PROBLEM STATEMENT:
Gather the lines from the material that contain "label".
-- Start of RECORDS TO PROCESS --
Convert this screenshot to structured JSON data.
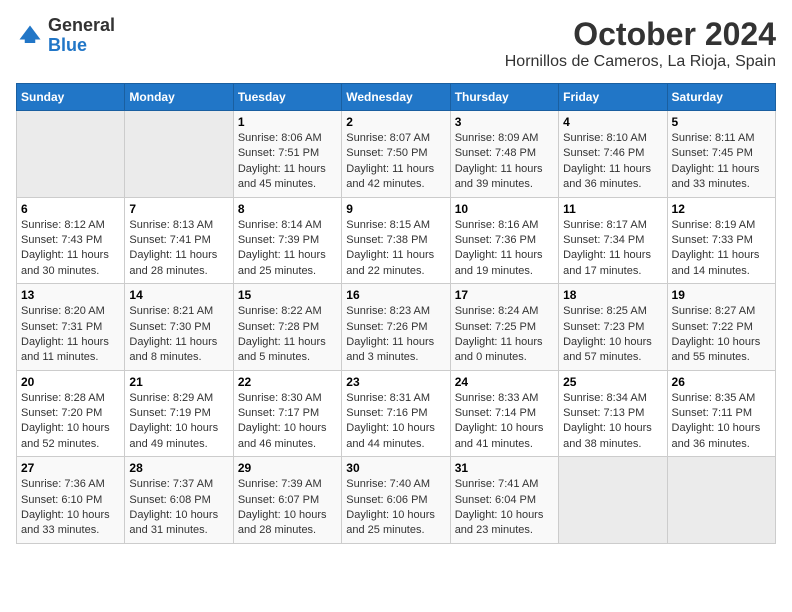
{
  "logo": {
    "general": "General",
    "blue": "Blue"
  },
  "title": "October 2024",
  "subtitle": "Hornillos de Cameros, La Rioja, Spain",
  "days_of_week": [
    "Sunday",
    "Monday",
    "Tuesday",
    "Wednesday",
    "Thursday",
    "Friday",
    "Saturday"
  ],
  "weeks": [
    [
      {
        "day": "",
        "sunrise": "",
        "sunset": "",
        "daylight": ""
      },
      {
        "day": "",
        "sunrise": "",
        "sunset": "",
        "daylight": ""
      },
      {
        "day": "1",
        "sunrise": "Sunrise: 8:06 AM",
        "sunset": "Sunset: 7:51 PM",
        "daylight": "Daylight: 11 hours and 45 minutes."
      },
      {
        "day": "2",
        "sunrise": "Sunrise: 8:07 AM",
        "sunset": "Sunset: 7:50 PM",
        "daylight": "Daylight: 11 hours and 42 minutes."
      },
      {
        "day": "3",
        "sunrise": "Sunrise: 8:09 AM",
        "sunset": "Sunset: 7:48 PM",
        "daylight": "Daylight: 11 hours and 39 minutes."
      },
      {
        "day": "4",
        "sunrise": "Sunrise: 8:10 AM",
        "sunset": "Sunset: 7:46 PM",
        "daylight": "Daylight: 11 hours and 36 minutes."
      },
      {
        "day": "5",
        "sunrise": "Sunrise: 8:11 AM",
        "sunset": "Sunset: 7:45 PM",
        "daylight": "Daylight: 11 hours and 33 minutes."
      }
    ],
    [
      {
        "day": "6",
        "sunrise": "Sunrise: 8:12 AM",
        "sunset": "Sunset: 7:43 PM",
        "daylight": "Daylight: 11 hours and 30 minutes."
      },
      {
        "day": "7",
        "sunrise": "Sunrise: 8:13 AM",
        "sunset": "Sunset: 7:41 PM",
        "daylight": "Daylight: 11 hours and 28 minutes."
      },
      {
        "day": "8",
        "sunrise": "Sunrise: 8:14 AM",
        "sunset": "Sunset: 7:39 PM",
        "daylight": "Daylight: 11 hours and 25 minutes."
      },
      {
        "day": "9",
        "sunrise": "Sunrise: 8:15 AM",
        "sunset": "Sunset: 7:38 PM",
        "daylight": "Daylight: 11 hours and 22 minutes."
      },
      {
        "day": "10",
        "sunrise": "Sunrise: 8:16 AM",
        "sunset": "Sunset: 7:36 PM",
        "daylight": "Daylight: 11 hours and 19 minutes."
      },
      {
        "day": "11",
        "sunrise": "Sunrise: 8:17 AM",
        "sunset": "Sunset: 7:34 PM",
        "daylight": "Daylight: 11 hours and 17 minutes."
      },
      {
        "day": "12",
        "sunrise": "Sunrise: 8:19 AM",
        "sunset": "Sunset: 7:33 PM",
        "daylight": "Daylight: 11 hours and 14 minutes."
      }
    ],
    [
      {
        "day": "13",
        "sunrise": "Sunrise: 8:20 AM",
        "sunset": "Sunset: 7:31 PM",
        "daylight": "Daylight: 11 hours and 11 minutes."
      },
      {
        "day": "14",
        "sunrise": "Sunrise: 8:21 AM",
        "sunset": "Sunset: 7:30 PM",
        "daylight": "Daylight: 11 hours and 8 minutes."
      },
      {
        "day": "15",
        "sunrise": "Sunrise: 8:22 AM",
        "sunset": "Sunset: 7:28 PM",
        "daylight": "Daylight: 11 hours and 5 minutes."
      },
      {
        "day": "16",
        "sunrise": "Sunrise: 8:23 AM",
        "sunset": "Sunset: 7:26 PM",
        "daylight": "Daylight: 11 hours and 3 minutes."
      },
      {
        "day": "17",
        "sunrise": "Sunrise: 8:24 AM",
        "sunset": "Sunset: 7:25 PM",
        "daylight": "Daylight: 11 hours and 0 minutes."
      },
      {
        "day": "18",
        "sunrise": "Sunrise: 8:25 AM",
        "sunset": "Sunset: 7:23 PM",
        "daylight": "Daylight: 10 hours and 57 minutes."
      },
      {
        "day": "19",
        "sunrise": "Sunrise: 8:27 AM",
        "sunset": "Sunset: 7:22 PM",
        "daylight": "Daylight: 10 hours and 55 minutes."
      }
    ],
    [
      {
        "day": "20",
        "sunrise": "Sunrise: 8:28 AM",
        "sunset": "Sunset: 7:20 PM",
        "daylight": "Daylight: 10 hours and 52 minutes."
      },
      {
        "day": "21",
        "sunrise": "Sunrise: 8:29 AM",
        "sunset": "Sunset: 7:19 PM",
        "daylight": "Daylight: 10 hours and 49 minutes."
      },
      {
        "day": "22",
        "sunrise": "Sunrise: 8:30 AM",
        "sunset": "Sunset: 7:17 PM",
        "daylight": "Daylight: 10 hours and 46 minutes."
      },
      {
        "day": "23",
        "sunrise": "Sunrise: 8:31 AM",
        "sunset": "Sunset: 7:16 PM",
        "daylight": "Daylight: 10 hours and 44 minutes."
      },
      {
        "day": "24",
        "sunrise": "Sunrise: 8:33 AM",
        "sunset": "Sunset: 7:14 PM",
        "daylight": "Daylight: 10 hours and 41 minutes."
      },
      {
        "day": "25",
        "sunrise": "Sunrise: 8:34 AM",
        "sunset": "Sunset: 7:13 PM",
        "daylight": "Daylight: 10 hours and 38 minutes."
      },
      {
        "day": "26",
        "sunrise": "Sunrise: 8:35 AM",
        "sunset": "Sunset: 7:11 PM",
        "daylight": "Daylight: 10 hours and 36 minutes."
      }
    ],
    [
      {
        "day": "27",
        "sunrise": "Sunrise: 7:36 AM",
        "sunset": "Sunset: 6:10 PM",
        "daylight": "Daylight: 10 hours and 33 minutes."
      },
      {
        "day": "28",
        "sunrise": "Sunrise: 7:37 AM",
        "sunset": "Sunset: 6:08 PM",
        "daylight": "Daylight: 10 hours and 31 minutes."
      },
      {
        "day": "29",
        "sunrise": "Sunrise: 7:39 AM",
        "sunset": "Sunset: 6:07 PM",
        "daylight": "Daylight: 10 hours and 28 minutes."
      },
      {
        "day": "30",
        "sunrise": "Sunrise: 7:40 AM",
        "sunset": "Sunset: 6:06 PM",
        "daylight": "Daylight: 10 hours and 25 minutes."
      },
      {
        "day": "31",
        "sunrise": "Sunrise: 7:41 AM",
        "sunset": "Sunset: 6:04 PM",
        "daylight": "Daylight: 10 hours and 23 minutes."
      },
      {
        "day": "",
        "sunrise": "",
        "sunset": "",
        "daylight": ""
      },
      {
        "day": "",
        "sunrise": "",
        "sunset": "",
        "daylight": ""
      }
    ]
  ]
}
-- End of RECORDS TO PROCESS --
-- Start of RECORDS TO PROCESS --
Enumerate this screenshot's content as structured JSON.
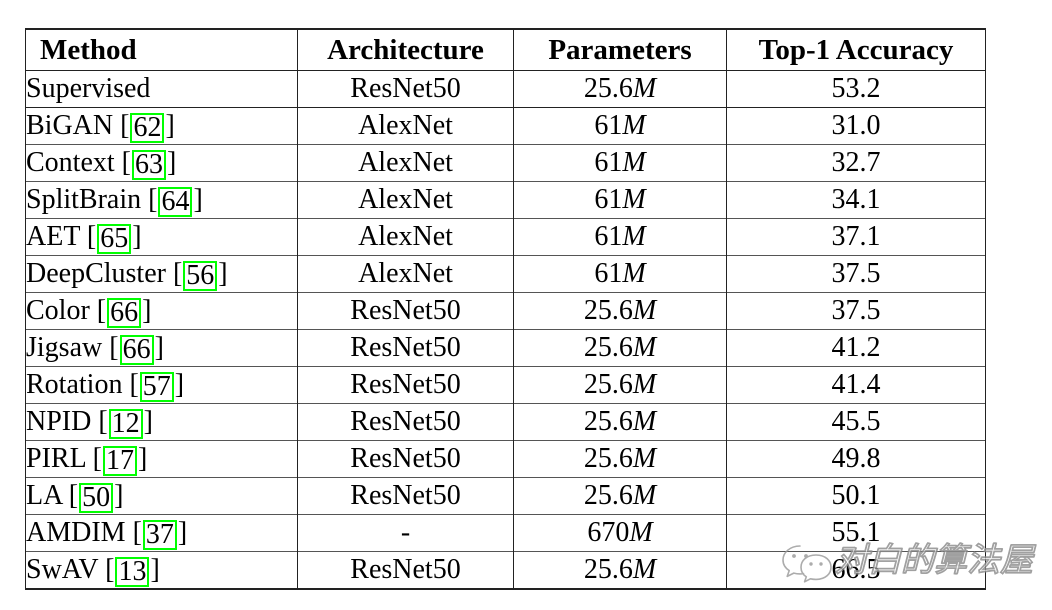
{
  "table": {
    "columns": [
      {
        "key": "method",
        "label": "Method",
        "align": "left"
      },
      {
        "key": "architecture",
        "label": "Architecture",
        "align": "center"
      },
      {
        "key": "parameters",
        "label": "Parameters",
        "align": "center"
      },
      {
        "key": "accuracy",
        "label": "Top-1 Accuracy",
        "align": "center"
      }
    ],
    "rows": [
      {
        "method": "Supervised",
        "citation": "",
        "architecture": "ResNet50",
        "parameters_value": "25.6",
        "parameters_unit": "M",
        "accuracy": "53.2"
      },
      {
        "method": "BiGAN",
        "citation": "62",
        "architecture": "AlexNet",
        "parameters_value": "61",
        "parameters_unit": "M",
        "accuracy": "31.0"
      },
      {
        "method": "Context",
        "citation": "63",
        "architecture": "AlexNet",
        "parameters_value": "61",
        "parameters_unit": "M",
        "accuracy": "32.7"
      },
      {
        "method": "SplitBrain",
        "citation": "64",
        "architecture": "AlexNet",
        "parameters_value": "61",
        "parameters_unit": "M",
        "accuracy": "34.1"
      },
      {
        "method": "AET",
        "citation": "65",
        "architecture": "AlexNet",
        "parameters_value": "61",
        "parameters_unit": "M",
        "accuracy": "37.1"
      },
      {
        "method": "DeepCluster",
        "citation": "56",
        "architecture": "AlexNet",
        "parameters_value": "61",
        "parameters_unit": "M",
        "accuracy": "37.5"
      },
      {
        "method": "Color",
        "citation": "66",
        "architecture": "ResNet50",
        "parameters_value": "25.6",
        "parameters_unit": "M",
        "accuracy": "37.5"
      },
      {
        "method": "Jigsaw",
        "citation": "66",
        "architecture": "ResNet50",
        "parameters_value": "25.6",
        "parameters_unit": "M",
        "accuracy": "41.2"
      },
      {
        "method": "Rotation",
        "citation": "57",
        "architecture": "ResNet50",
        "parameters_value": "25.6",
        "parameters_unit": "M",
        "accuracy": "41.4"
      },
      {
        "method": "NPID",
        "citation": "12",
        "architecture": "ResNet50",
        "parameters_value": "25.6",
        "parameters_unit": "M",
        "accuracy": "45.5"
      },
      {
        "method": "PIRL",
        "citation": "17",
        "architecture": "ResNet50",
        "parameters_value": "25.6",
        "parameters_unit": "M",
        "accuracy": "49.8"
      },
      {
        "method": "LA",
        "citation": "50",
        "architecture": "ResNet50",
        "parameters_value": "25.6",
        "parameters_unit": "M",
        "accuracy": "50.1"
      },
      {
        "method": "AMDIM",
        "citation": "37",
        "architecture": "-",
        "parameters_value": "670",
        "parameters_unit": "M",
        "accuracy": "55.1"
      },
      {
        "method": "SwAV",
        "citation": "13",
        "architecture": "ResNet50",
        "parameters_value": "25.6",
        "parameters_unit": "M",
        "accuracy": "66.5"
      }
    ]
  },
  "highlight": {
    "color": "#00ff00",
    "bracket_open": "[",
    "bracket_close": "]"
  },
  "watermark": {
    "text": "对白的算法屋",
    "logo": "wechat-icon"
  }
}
-- End of RECORDS TO PROCESS --
SOLUTION TO THE EXERCISE:
        "label": "Method",
        "label": "Architecture",
        "label": "Parameters",
        "label": "Top-1 Accuracy",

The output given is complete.